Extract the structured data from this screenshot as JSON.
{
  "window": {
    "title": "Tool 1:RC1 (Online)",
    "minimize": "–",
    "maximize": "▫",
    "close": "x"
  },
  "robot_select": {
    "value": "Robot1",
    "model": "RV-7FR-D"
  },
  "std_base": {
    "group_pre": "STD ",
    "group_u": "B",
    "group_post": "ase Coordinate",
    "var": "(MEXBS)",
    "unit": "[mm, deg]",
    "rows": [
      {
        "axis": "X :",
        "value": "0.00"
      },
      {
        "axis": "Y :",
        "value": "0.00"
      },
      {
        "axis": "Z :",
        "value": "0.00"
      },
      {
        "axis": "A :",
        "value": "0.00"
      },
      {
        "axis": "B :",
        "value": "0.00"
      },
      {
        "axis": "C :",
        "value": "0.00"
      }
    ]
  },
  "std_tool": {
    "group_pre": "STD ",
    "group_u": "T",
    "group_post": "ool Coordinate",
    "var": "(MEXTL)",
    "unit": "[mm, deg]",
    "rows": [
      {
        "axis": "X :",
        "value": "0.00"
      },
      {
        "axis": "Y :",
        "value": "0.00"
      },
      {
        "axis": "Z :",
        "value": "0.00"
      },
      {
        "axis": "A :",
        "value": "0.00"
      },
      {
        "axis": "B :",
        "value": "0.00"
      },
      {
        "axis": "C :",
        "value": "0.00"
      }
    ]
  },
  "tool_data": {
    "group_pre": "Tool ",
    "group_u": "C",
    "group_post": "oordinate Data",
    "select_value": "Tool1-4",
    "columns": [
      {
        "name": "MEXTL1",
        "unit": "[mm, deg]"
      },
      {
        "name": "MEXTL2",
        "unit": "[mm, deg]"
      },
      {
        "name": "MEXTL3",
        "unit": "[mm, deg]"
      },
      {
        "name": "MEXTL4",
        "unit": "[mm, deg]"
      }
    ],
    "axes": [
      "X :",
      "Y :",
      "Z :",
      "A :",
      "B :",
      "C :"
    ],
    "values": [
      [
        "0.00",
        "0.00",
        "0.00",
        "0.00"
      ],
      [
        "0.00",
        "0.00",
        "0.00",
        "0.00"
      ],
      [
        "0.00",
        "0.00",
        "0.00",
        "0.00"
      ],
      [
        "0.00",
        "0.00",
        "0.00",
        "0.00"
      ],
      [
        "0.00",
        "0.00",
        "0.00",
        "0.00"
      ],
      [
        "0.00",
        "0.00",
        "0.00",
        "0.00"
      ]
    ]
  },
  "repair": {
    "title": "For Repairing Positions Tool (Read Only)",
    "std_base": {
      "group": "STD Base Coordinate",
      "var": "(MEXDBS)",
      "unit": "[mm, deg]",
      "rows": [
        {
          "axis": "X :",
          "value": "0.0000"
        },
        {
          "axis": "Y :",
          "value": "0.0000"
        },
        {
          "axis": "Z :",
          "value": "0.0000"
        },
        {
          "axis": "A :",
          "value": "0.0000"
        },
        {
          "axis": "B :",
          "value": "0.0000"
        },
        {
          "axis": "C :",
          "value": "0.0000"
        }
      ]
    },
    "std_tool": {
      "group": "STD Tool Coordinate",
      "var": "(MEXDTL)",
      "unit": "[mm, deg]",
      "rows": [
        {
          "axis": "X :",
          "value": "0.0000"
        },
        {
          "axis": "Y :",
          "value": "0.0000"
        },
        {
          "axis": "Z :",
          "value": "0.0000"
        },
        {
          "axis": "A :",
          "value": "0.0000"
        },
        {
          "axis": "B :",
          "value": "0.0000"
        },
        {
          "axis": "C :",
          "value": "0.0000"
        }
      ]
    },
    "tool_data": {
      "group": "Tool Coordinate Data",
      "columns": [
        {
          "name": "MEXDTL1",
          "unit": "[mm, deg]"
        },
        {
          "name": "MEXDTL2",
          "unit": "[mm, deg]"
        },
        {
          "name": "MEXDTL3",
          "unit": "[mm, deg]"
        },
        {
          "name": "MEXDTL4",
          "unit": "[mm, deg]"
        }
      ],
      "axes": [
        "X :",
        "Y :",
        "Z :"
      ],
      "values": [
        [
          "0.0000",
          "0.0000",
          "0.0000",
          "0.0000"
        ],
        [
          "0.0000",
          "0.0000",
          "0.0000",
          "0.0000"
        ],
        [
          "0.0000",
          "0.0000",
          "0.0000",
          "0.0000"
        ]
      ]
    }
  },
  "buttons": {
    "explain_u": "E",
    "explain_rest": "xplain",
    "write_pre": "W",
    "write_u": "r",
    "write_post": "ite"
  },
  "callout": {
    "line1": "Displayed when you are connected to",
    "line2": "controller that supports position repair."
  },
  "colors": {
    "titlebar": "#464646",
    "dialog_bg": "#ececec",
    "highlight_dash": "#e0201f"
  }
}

○ ○ ○

Instruction: Copy the records above exactly.

Reply:
Extract the structured data from this screenshot as JSON.
{
  "window": {
    "title": "Tool 1:RC1 (Online)",
    "minimize": "–",
    "maximize": "▫",
    "close": "x"
  },
  "robot_select": {
    "value": "Robot1",
    "model": "RV-7FR-D"
  },
  "std_base": {
    "group_pre": "STD ",
    "group_u": "B",
    "group_post": "ase Coordinate",
    "var": "(MEXBS)",
    "unit": "[mm, deg]",
    "rows": [
      {
        "axis": "X :",
        "value": "0.00"
      },
      {
        "axis": "Y :",
        "value": "0.00"
      },
      {
        "axis": "Z :",
        "value": "0.00"
      },
      {
        "axis": "A :",
        "value": "0.00"
      },
      {
        "axis": "B :",
        "value": "0.00"
      },
      {
        "axis": "C :",
        "value": "0.00"
      }
    ]
  },
  "std_tool": {
    "group_pre": "STD ",
    "group_u": "T",
    "group_post": "ool Coordinate",
    "var": "(MEXTL)",
    "unit": "[mm, deg]",
    "rows": [
      {
        "axis": "X :",
        "value": "0.00"
      },
      {
        "axis": "Y :",
        "value": "0.00"
      },
      {
        "axis": "Z :",
        "value": "0.00"
      },
      {
        "axis": "A :",
        "value": "0.00"
      },
      {
        "axis": "B :",
        "value": "0.00"
      },
      {
        "axis": "C :",
        "value": "0.00"
      }
    ]
  },
  "tool_data": {
    "group_pre": "Tool ",
    "group_u": "C",
    "group_post": "oordinate Data",
    "select_value": "Tool1-4",
    "columns": [
      {
        "name": "MEXTL1",
        "unit": "[mm, deg]"
      },
      {
        "name": "MEXTL2",
        "unit": "[mm, deg]"
      },
      {
        "name": "MEXTL3",
        "unit": "[mm, deg]"
      },
      {
        "name": "MEXTL4",
        "unit": "[mm, deg]"
      }
    ],
    "axes": [
      "X :",
      "Y :",
      "Z :",
      "A :",
      "B :",
      "C :"
    ],
    "values": [
      [
        "0.00",
        "0.00",
        "0.00",
        "0.00"
      ],
      [
        "0.00",
        "0.00",
        "0.00",
        "0.00"
      ],
      [
        "0.00",
        "0.00",
        "0.00",
        "0.00"
      ],
      [
        "0.00",
        "0.00",
        "0.00",
        "0.00"
      ],
      [
        "0.00",
        "0.00",
        "0.00",
        "0.00"
      ],
      [
        "0.00",
        "0.00",
        "0.00",
        "0.00"
      ]
    ]
  },
  "repair": {
    "title": "For Repairing Positions Tool (Read Only)",
    "std_base": {
      "group": "STD Base Coordinate",
      "var": "(MEXDBS)",
      "unit": "[mm, deg]",
      "rows": [
        {
          "axis": "X :",
          "value": "0.0000"
        },
        {
          "axis": "Y :",
          "value": "0.0000"
        },
        {
          "axis": "Z :",
          "value": "0.0000"
        },
        {
          "axis": "A :",
          "value": "0.0000"
        },
        {
          "axis": "B :",
          "value": "0.0000"
        },
        {
          "axis": "C :",
          "value": "0.0000"
        }
      ]
    },
    "std_tool": {
      "group": "STD Tool Coordinate",
      "var": "(MEXDTL)",
      "unit": "[mm, deg]",
      "rows": [
        {
          "axis": "X :",
          "value": "0.0000"
        },
        {
          "axis": "Y :",
          "value": "0.0000"
        },
        {
          "axis": "Z :",
          "value": "0.0000"
        },
        {
          "axis": "A :",
          "value": "0.0000"
        },
        {
          "axis": "B :",
          "value": "0.0000"
        },
        {
          "axis": "C :",
          "value": "0.0000"
        }
      ]
    },
    "tool_data": {
      "group": "Tool Coordinate Data",
      "columns": [
        {
          "name": "MEXDTL1",
          "unit": "[mm, deg]"
        },
        {
          "name": "MEXDTL2",
          "unit": "[mm, deg]"
        },
        {
          "name": "MEXDTL3",
          "unit": "[mm, deg]"
        },
        {
          "name": "MEXDTL4",
          "unit": "[mm, deg]"
        }
      ],
      "axes": [
        "X :",
        "Y :",
        "Z :"
      ],
      "values": [
        [
          "0.0000",
          "0.0000",
          "0.0000",
          "0.0000"
        ],
        [
          "0.0000",
          "0.0000",
          "0.0000",
          "0.0000"
        ],
        [
          "0.0000",
          "0.0000",
          "0.0000",
          "0.0000"
        ]
      ]
    }
  },
  "buttons": {
    "explain_u": "E",
    "explain_rest": "xplain",
    "write_pre": "W",
    "write_u": "r",
    "write_post": "ite"
  },
  "callout": {
    "line1": "Displayed when you are connected to",
    "line2": "controller that supports position repair."
  },
  "colors": {
    "titlebar": "#464646",
    "dialog_bg": "#ececec",
    "highlight_dash": "#e0201f"
  }
}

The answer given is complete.